• SHORT TASK: Report how many lines below contain the word "square". Give only the number.
** START TASK INPUT **
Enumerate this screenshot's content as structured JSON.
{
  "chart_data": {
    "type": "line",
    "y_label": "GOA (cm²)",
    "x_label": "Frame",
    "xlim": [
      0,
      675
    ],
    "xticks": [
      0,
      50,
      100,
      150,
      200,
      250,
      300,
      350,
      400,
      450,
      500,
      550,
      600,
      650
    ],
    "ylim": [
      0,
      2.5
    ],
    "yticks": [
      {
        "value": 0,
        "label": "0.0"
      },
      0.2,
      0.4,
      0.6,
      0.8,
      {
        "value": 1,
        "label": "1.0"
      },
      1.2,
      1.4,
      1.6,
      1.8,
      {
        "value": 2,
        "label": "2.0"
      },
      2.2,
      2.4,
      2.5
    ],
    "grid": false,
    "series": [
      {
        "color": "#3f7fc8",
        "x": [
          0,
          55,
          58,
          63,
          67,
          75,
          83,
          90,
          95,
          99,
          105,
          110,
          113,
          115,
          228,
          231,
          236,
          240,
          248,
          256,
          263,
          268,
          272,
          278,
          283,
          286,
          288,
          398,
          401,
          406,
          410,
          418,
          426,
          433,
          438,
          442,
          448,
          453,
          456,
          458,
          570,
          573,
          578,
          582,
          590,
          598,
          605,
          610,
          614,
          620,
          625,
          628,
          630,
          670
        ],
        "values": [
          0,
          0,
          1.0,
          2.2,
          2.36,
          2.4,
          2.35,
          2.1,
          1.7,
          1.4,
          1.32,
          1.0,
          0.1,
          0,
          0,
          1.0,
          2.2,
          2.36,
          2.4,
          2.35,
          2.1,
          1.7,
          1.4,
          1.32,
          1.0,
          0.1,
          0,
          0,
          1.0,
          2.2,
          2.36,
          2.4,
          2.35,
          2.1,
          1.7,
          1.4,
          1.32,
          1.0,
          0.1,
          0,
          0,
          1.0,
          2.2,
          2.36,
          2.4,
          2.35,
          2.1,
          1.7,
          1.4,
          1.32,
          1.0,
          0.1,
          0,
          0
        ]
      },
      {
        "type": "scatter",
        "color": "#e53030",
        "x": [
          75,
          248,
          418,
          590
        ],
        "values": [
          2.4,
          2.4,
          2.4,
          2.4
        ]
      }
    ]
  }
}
** END TASK INPUT **
** START TASK INPUT **
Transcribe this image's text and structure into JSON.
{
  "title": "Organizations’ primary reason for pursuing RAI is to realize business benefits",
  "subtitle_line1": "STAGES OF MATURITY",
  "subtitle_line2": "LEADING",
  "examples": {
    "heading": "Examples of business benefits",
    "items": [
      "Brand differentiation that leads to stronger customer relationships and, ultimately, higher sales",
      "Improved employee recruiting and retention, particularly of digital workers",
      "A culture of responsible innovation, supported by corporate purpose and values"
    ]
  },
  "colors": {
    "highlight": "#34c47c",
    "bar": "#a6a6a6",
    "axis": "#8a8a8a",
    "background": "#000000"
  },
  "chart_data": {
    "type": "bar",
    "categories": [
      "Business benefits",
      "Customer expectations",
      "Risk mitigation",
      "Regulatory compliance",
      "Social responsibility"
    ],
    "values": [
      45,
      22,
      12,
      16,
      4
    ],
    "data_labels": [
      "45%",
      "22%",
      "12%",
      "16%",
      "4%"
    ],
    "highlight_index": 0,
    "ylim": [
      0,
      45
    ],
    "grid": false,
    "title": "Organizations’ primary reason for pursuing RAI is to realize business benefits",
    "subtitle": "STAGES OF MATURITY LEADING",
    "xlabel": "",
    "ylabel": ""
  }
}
** END TASK INPUT **
** START TASK INPUT **
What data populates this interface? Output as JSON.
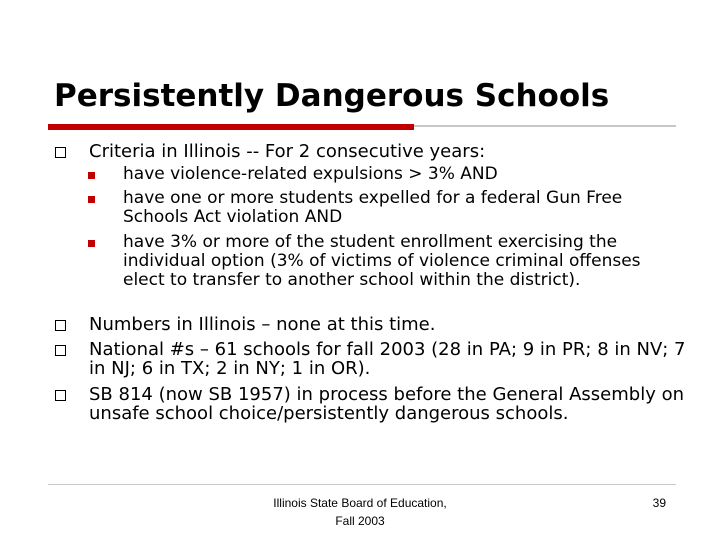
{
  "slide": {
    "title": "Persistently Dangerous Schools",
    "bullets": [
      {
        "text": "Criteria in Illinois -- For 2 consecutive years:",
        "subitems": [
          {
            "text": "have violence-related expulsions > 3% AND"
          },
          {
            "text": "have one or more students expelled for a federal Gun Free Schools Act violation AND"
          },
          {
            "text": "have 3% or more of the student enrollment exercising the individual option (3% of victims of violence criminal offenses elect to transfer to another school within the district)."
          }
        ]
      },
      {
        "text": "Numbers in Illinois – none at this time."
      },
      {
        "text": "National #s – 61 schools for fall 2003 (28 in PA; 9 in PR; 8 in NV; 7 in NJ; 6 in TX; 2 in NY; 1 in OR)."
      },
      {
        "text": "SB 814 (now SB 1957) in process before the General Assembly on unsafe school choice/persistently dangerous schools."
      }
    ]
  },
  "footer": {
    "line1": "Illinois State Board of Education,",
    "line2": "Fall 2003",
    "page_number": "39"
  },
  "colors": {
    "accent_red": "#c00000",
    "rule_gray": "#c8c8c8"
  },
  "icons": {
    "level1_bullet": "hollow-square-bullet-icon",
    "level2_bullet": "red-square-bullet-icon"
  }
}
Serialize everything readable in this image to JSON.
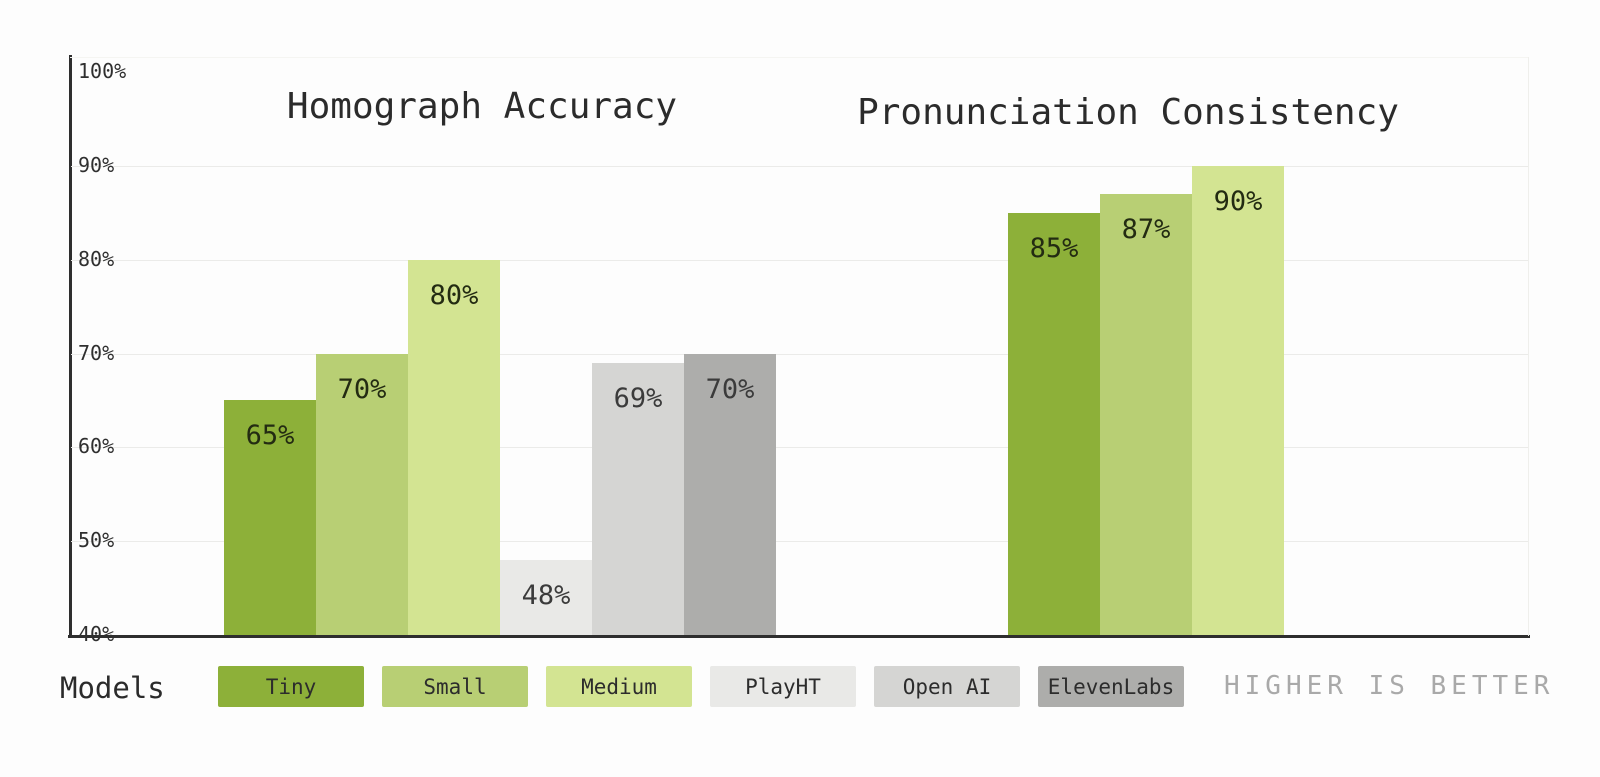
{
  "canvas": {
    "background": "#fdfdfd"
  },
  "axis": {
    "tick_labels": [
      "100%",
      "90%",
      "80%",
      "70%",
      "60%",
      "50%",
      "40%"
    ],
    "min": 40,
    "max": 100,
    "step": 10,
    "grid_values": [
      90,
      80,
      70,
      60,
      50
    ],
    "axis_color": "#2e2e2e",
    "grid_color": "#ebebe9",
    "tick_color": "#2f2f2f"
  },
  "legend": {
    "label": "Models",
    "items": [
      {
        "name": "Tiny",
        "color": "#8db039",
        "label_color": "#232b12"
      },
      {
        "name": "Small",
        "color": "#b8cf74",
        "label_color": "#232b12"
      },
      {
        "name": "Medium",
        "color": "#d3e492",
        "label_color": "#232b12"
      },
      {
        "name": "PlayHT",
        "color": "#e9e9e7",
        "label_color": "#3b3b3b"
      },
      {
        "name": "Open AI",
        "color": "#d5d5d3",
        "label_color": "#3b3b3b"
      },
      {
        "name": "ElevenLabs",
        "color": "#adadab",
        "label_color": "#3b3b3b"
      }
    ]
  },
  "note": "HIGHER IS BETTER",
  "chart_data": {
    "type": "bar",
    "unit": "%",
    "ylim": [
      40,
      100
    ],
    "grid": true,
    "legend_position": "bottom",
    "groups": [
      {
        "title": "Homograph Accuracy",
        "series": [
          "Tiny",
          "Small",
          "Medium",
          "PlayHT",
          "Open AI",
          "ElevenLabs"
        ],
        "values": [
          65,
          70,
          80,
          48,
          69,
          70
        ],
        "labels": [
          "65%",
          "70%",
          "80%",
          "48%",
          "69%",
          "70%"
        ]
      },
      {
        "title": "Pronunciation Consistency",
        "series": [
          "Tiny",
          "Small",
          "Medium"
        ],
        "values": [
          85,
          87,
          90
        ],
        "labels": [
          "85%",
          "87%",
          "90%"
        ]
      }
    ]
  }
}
** END TASK INPUT **
• TASK OUTPUT: 2